»»

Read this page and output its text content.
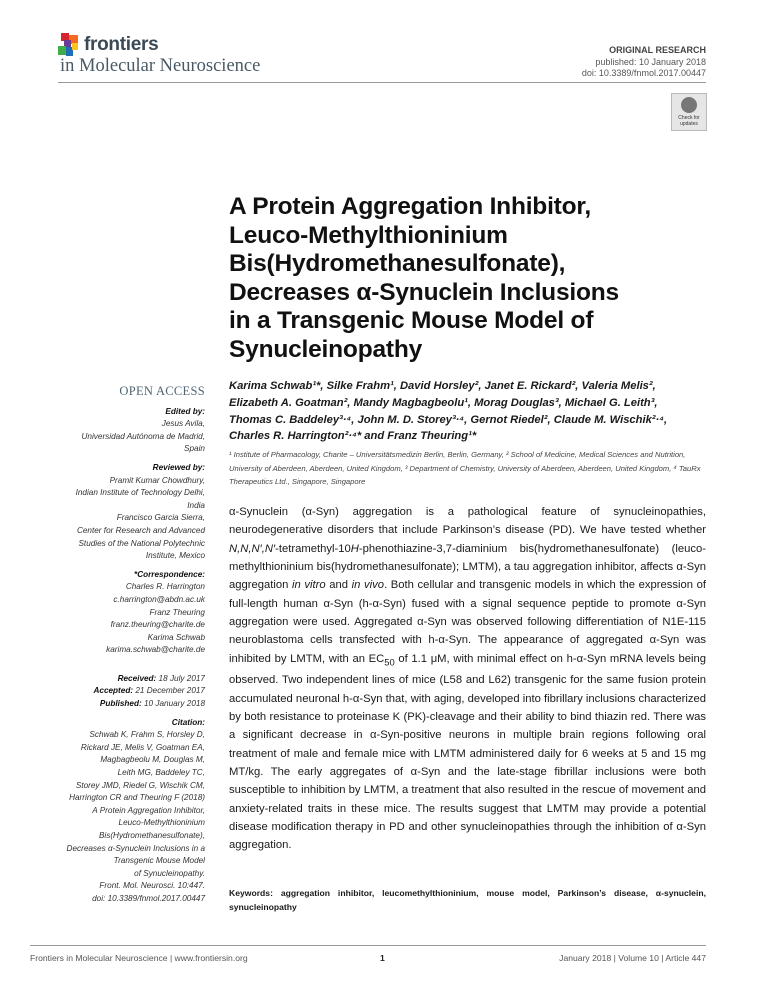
frontiers
in Molecular Neuroscience
ORIGINAL RESEARCH
published: 10 January 2018
doi: 10.3389/fnmol.2017.00447
Check for updates
A Protein Aggregation Inhibitor,
Leuco-Methylthioninium
Bis(Hydromethanesulfonate),
Decreases α-Synuclein Inclusions
in a Transgenic Mouse Model of
Synucleinopathy
Karima Schwab¹*, Silke Frahm¹, David Horsley², Janet E. Rickard², Valeria Melis²,
Elizabeth A. Goatman², Mandy Magbagbeolu¹, Morag Douglas³, Michael G. Leith³,
Thomas C. Baddeley³·⁴, John M. D. Storey³·⁴, Gernot Riedel², Claude M. Wischik²·⁴,
Charles R. Harrington²·⁴* and Franz Theuring¹*
¹ Institute of Pharmacology, Charite – Universitätsmedizin Berlin, Berlin, Germany, ² School of Medicine, Medical Sciences and Nutrition, University of Aberdeen, Aberdeen, United Kingdom, ³ Department of Chemistry, University of Aberdeen, Aberdeen, United Kingdom, ⁴ TauRx Therapeutics Ltd., Singapore, Singapore
α-Synuclein (α-Syn) aggregation is a pathological feature of synucleinopathies, neurodegenerative disorders that include Parkinson’s disease (PD). We have tested whether N,N,N′,N′-tetramethyl-10H-phenothiazine-3,7-diaminium bis(hydromethanesulfonate) (leuco-methylthioninium bis(hydromethanesulfonate); LMTM), a tau aggregation inhibitor, affects α-Syn aggregation in vitro and in vivo. Both cellular and transgenic models in which the expression of full-length human α-Syn (h-α-Syn) fused with a signal sequence peptide to promote α-Syn aggregation were used. Aggregated α-Syn was observed following differentiation of N1E-115 neuroblastoma cells transfected with h-α-Syn. The appearance of aggregated α-Syn was inhibited by LMTM, with an $EC_{50}$ of 1.1 μM, with minimal effect on h-α-Syn mRNA levels being observed. Two independent lines of mice (L58 and L62) transgenic for the same fusion protein accumulated neuronal h-α-Syn that, with aging, developed into fibrillary inclusions characterized by both resistance to proteinase K (PK)-cleavage and their ability to bind thiazin red. There was a significant decrease in α-Syn-positive neurons in multiple brain regions following oral treatment of male and female mice with LMTM administered daily for 6 weeks at 5 and 15 mg MT/kg. The early aggregates of α-Syn and the late-stage fibrillar inclusions were both susceptible to inhibition by LMTM, a treatment that also resulted in the rescue of movement and anxiety-related traits in these mice. The results suggest that LMTM may provide a potential disease modification therapy in PD and other synucleinopathies through the inhibition of α-Syn aggregation.
Keywords: aggregation inhibitor, leucomethylthioninium, mouse model, Parkinson’s disease, α-synuclein, synucleinopathy
OPEN ACCESS
Edited by:
Jesus Avila,
Universidad Autónoma de Madrid,
Spain
Reviewed by:
Pramit Kumar Chowdhury,
Indian Institute of Technology Delhi,
India
Francisco Garcia Sierra,
Center for Research and Advanced
Studies of the National Polytechnic
Institute, Mexico
*Correspondence:
Charles R. Harrington
c.harrington@abdn.ac.uk
Franz Theuring
franz.theuring@charite.de
Karima Schwab
karima.schwab@charite.de
Received: 18 July 2017
Accepted: 21 December 2017
Published: 10 January 2018
Citation:
Schwab K, Frahm S, Horsley D,
Rickard JE, Melis V, Goatman EA,
Magbagbeolu M, Douglas M,
Leith MG, Baddeley TC,
Storey JMD, Riedel G, Wischik CM,
Harrington CR and Theuring F (2018)
A Protein Aggregation Inhibitor,
Leuco-Methylthioninium
Bis(Hydromethanesulfonate),
Decreases α-Synuclein Inclusions in a
Transgenic Mouse Model
of Synucleinopathy.
Front. Mol. Neurosci. 10:447.
doi: 10.3389/fnmol.2017.00447
Frontiers in Molecular Neuroscience | www.frontiersin.org	1	January 2018 | Volume 10 | Article 447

««

-- WORK REQUEST --
Would you set down every line of the data above exactly, skipping the pictures?

-- RESULT OF THE TASK --
Read this page and output its text content.
frontiers
in Molecular Neuroscience
ORIGINAL RESEARCH
published: 10 January 2018
doi: 10.3389/fnmol.2017.00447
Check for updates
A Protein Aggregation Inhibitor,
Leuco-Methylthioninium
Bis(Hydromethanesulfonate),
Decreases α-Synuclein Inclusions
in a Transgenic Mouse Model of
Synucleinopathy
Karima Schwab¹*, Silke Frahm¹, David Horsley², Janet E. Rickard², Valeria Melis²,
Elizabeth A. Goatman², Mandy Magbagbeolu¹, Morag Douglas³, Michael G. Leith³,
Thomas C. Baddeley³·⁴, John M. D. Storey³·⁴, Gernot Riedel², Claude M. Wischik²·⁴,
Charles R. Harrington²·⁴* and Franz Theuring¹*
¹ Institute of Pharmacology, Charite – Universitätsmedizin Berlin, Berlin, Germany, ² School of Medicine, Medical Sciences and Nutrition, University of Aberdeen, Aberdeen, United Kingdom, ³ Department of Chemistry, University of Aberdeen, Aberdeen, United Kingdom, ⁴ TauRx Therapeutics Ltd., Singapore, Singapore
α-Synuclein (α-Syn) aggregation is a pathological feature of synucleinopathies, neurodegenerative disorders that include Parkinson’s disease (PD). We have tested whether N,N,N′,N′-tetramethyl-10H-phenothiazine-3,7-diaminium bis(hydromethanesulfonate) (leuco-methylthioninium bis(hydromethanesulfonate); LMTM), a tau aggregation inhibitor, affects α-Syn aggregation in vitro and in vivo. Both cellular and transgenic models in which the expression of full-length human α-Syn (h-α-Syn) fused with a signal sequence peptide to promote α-Syn aggregation were used. Aggregated α-Syn was observed following differentiation of N1E-115 neuroblastoma cells transfected with h-α-Syn. The appearance of aggregated α-Syn was inhibited by LMTM, with an $EC_{50}$ of 1.1 μM, with minimal effect on h-α-Syn mRNA levels being observed. Two independent lines of mice (L58 and L62) transgenic for the same fusion protein accumulated neuronal h-α-Syn that, with aging, developed into fibrillary inclusions characterized by both resistance to proteinase K (PK)-cleavage and their ability to bind thiazin red. There was a significant decrease in α-Syn-positive neurons in multiple brain regions following oral treatment of male and female mice with LMTM administered daily for 6 weeks at 5 and 15 mg MT/kg. The early aggregates of α-Syn and the late-stage fibrillar inclusions were both susceptible to inhibition by LMTM, a treatment that also resulted in the rescue of movement and anxiety-related traits in these mice. The results suggest that LMTM may provide a potential disease modification therapy in PD and other synucleinopathies through the inhibition of α-Syn aggregation.
Keywords: aggregation inhibitor, leucomethylthioninium, mouse model, Parkinson’s disease, α-synuclein, synucleinopathy
OPEN ACCESS
Edited by:
Jesus Avila,
Universidad Autónoma de Madrid,
Spain
Reviewed by:
Pramit Kumar Chowdhury,
Indian Institute of Technology Delhi,
India
Francisco Garcia Sierra,
Center for Research and Advanced
Studies of the National Polytechnic
Institute, Mexico
*Correspondence:
Charles R. Harrington
c.harrington@abdn.ac.uk
Franz Theuring
franz.theuring@charite.de
Karima Schwab
karima.schwab@charite.de
Received: 18 July 2017
Accepted: 21 December 2017
Published: 10 January 2018
Citation:
Schwab K, Frahm S, Horsley D,
Rickard JE, Melis V, Goatman EA,
Magbagbeolu M, Douglas M,
Leith MG, Baddeley TC,
Storey JMD, Riedel G, Wischik CM,
Harrington CR and Theuring F (2018)
A Protein Aggregation Inhibitor,
Leuco-Methylthioninium
Bis(Hydromethanesulfonate),
Decreases α-Synuclein Inclusions in a
Transgenic Mouse Model
of Synucleinopathy.
Front. Mol. Neurosci. 10:447.
doi: 10.3389/fnmol.2017.00447
Frontiers in Molecular Neuroscience | www.frontiersin.org	1	January 2018 | Volume 10 | Article 447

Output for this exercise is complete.